── Records to process ──
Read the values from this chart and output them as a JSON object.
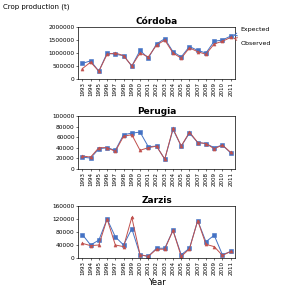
{
  "years": [
    1993,
    1994,
    1995,
    1996,
    1997,
    1998,
    1999,
    2000,
    2001,
    2002,
    2003,
    2004,
    2005,
    2006,
    2007,
    2008,
    2009,
    2010,
    2011
  ],
  "cordoba_expected": [
    600000,
    700000,
    300000,
    1000000,
    950000,
    900000,
    500000,
    1100000,
    800000,
    1350000,
    1550000,
    1050000,
    850000,
    1250000,
    1100000,
    1000000,
    1450000,
    1500000,
    1650000
  ],
  "cordoba_observed": [
    400000,
    650000,
    300000,
    950000,
    1000000,
    900000,
    500000,
    1000000,
    850000,
    1300000,
    1500000,
    1000000,
    800000,
    1200000,
    1050000,
    950000,
    1350000,
    1450000,
    1600000
  ],
  "perugia_expected": [
    22000,
    20000,
    38000,
    40000,
    35000,
    65000,
    68000,
    70000,
    42000,
    43000,
    18000,
    75000,
    43000,
    68000,
    50000,
    48000,
    40000,
    45000,
    30000
  ],
  "perugia_observed": [
    24000,
    22000,
    40000,
    40000,
    33000,
    62000,
    65000,
    35000,
    40000,
    43000,
    18000,
    77000,
    43000,
    70000,
    50000,
    48000,
    38000,
    45000,
    31000
  ],
  "zarzis_expected": [
    72000,
    40000,
    55000,
    120000,
    65000,
    40000,
    90000,
    10000,
    5000,
    30000,
    30000,
    85000,
    10000,
    30000,
    115000,
    50000,
    70000,
    10000,
    20000
  ],
  "zarzis_observed": [
    45000,
    38000,
    40000,
    120000,
    40000,
    35000,
    125000,
    10000,
    5000,
    27000,
    27000,
    85000,
    5000,
    28000,
    115000,
    42000,
    35000,
    8000,
    20000
  ],
  "color_expected": "#4472C4",
  "color_observed": "#C0504D",
  "marker_expected": "s",
  "marker_observed": "^",
  "title1": "Córdoba",
  "title2": "Perugia",
  "title3": "Zarzis",
  "ylabel": "Crop production (t)",
  "xlabel": "Year",
  "ylim1": [
    0,
    2000000
  ],
  "ylim2": [
    0,
    100000
  ],
  "ylim3": [
    0,
    160000
  ],
  "yticks1": [
    0,
    500000,
    1000000,
    1500000,
    2000000
  ],
  "yticks2": [
    0,
    20000,
    40000,
    60000,
    80000,
    100000
  ],
  "yticks3": [
    0,
    40000,
    80000,
    120000,
    160000
  ],
  "ytick_labels1": [
    "0",
    "500000",
    "1000000",
    "1500000",
    "2000000"
  ],
  "ytick_labels2": [
    "0",
    "20000",
    "40000",
    "60000",
    "80000",
    "100000"
  ],
  "ytick_labels3": [
    "0",
    "40000",
    "80000",
    "120000",
    "160000"
  ]
}
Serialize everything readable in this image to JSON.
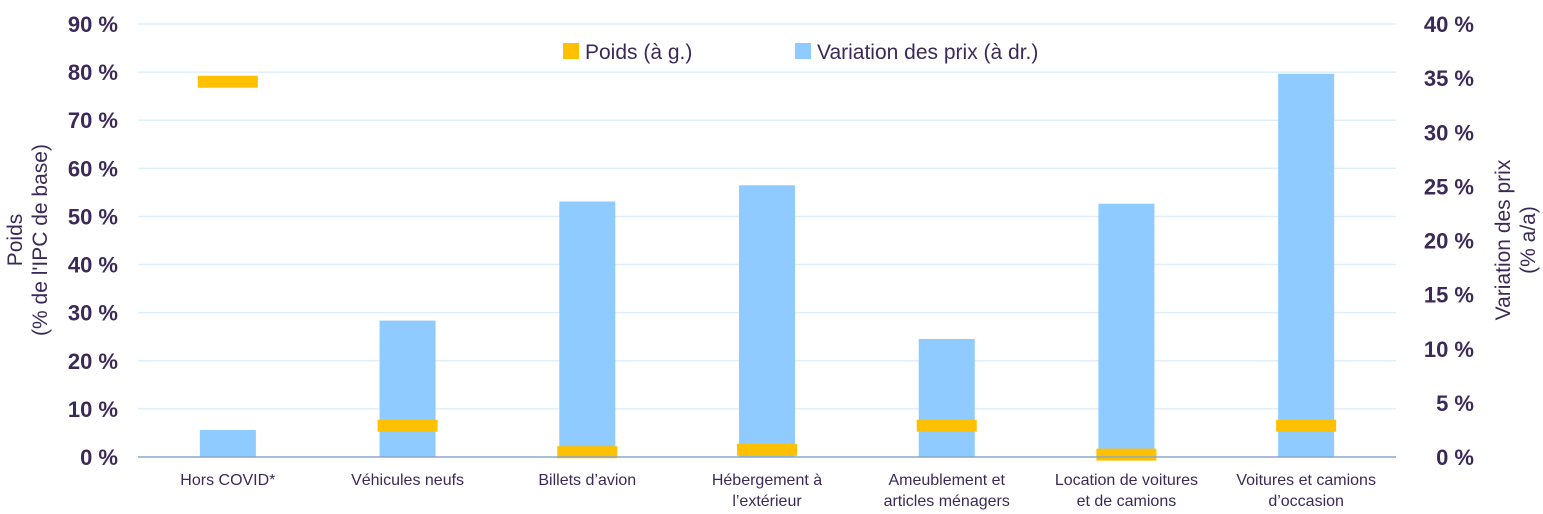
{
  "chart_data": {
    "type": "bar",
    "categories": [
      [
        "Hors COVID*"
      ],
      [
        "Véhicules neufs"
      ],
      [
        "Billets d’avion"
      ],
      [
        "Hébergement à",
        "l’extérieur"
      ],
      [
        "Ameublement et",
        "articles ménagers"
      ],
      [
        "Location de voitures",
        "et de camions"
      ],
      [
        "Voitures et camions",
        "d’occasion"
      ]
    ],
    "series": [
      {
        "name": "Poids (à g.)",
        "axis": "left",
        "mark": "dash",
        "color": "#ffc000",
        "values": [
          78,
          6.5,
          1,
          1.5,
          6.5,
          0.5,
          6.5
        ]
      },
      {
        "name": "Variation des prix  (à dr.)",
        "axis": "right",
        "mark": "bar",
        "color": "#8fcbfe",
        "values": [
          2.5,
          12.6,
          23.6,
          25.1,
          10.9,
          23.4,
          35.4
        ]
      }
    ],
    "y_left": {
      "label": [
        "Poids",
        "(% de l'IPC de base)"
      ],
      "ylim": [
        0,
        90
      ],
      "ticks": [
        "0 %",
        "10 %",
        "20 %",
        "30 %",
        "40 %",
        "50 %",
        "60 %",
        "70 %",
        "80 %",
        "90 %"
      ]
    },
    "y_right": {
      "label": [
        "Variation des prix",
        "(% a/a)"
      ],
      "ylim": [
        0,
        40
      ],
      "ticks": [
        "0 %",
        "5 %",
        "10 %",
        "15 %",
        "20 %",
        "25 %",
        "30 %",
        "35 %",
        "40 %"
      ]
    },
    "grid": true,
    "legend_position": "top-center",
    "colors": {
      "grid": "#ddeffc",
      "axis": "#8aa8c8",
      "text": "#3b2a57"
    }
  }
}
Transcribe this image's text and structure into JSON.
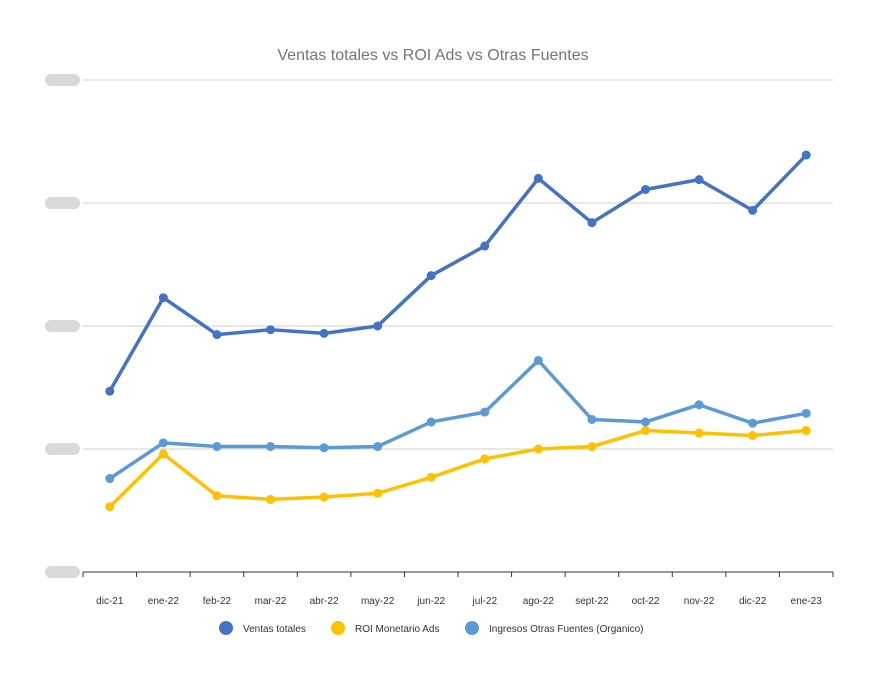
{
  "chart_data": {
    "type": "line",
    "title": "Ventas totales vs ROI Ads vs Otras Fuentes",
    "xlabel": "",
    "ylabel": "",
    "y_tick_labels_redacted": true,
    "ylim": [
      0,
      4
    ],
    "grid": true,
    "legend_position": "bottom",
    "categories": [
      "dic-21",
      "ene-22",
      "feb-22",
      "mar-22",
      "abr-22",
      "may-22",
      "jun-22",
      "jul-22",
      "ago-22",
      "sept-22",
      "oct-22",
      "nov-22",
      "dic-22",
      "ene-23"
    ],
    "series": [
      {
        "name": "Ventas totales",
        "color": "#4472C4",
        "values": [
          1.47,
          2.23,
          1.93,
          1.97,
          1.94,
          2.0,
          2.41,
          2.65,
          3.2,
          2.84,
          3.11,
          3.19,
          2.94,
          3.39
        ]
      },
      {
        "name": "ROI Monetario Ads",
        "color": "#FFC000",
        "values": [
          0.53,
          0.96,
          0.62,
          0.59,
          0.61,
          0.64,
          0.77,
          0.92,
          1.0,
          1.02,
          1.15,
          1.13,
          1.11,
          1.15
        ]
      },
      {
        "name": "Ingresos Otras Fuentes (Organico)",
        "color": "#5B9BD5",
        "values": [
          0.76,
          1.05,
          1.02,
          1.02,
          1.01,
          1.02,
          1.22,
          1.3,
          1.72,
          1.24,
          1.22,
          1.36,
          1.21,
          1.29
        ]
      }
    ]
  }
}
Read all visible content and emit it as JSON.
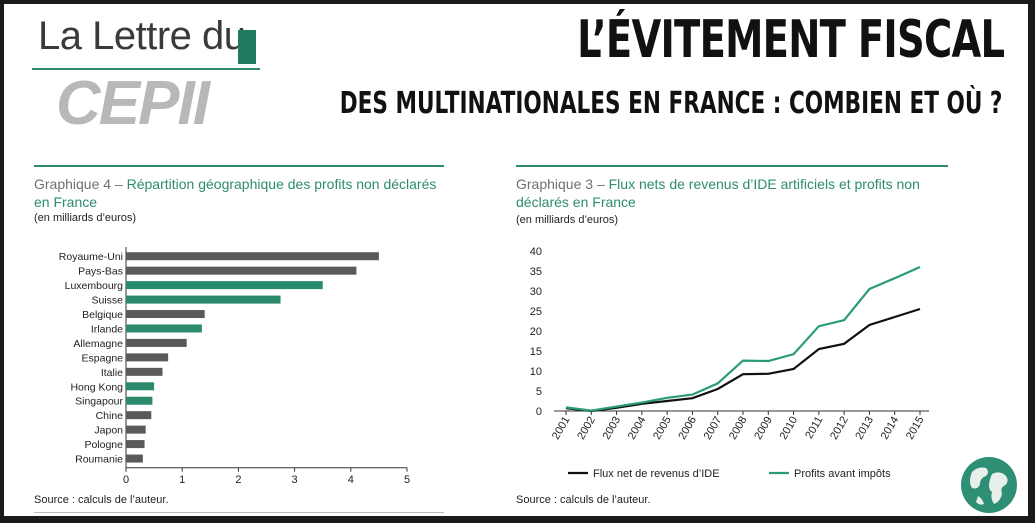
{
  "header": {
    "logo_line1": "La Lettre du",
    "logo_line2": "CEPII",
    "title": "L’ÉVITEMENT FISCAL",
    "subtitle": "DES MULTINATIONALES EN FRANCE : COMBIEN ET OÙ ?"
  },
  "colors": {
    "accent": "#2e8b72",
    "bar_grey": "#5a5a5a",
    "bar_green": "#2a8a6e",
    "line_black": "#111111"
  },
  "chart_data": [
    {
      "type": "bar",
      "orientation": "horizontal",
      "title_number": "Graphique 4 –",
      "title": "Répartition géographique des profits non déclarés en France",
      "unit": "(en milliards d’euros)",
      "source": "Source : calculs de l’auteur.",
      "categories": [
        "Royaume-Uni",
        "Pays-Bas",
        "Luxembourg",
        "Suisse",
        "Belgique",
        "Irlande",
        "Allemagne",
        "Espagne",
        "Italie",
        "Hong Kong",
        "Singapour",
        "Chine",
        "Japon",
        "Pologne",
        "Roumanie"
      ],
      "values": [
        4.5,
        4.1,
        3.5,
        2.75,
        1.4,
        1.35,
        1.08,
        0.75,
        0.65,
        0.5,
        0.47,
        0.45,
        0.35,
        0.33,
        0.3
      ],
      "highlight": [
        "Luxembourg",
        "Suisse",
        "Irlande",
        "Hong Kong",
        "Singapour"
      ],
      "xlim": [
        0,
        5
      ],
      "xticks": [
        "0",
        "1",
        "2",
        "3",
        "4",
        "5"
      ]
    },
    {
      "type": "line",
      "title_number": "Graphique 3 –",
      "title": "Flux nets de revenus d’IDE artificiels et profits non déclarés en France",
      "unit": "(en milliards d’euros)",
      "source": "Source : calculs de l’auteur.",
      "x": [
        "2001",
        "2002",
        "2003",
        "2004",
        "2005",
        "2006",
        "2007",
        "2008",
        "2009",
        "2010",
        "2011",
        "2012",
        "2013",
        "2014",
        "2015"
      ],
      "ylim": [
        0,
        40
      ],
      "yticks": [
        "0",
        "5",
        "10",
        "15",
        "20",
        "25",
        "30",
        "35",
        "40"
      ],
      "series": [
        {
          "name": "Flux net de revenus d’IDE",
          "color": "#111111",
          "values": [
            0.7,
            0.0,
            0.8,
            1.8,
            2.5,
            3.2,
            5.5,
            9.2,
            9.3,
            10.5,
            15.5,
            16.8,
            21.5,
            23.5,
            25.5
          ]
        },
        {
          "name": "Profits avant impôts",
          "color": "#2a9a7a",
          "values": [
            0.9,
            0.1,
            1.1,
            2.1,
            3.3,
            4.1,
            6.9,
            12.6,
            12.5,
            14.2,
            21.2,
            22.7,
            30.5,
            33.2,
            36.0
          ]
        }
      ]
    }
  ]
}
───
_Aim_:
Find the lines containing "type" and list every one of them.

_Solution below_:
    "type": "bar",
    "type": "line",
      "type": "bar",
      "type": "line",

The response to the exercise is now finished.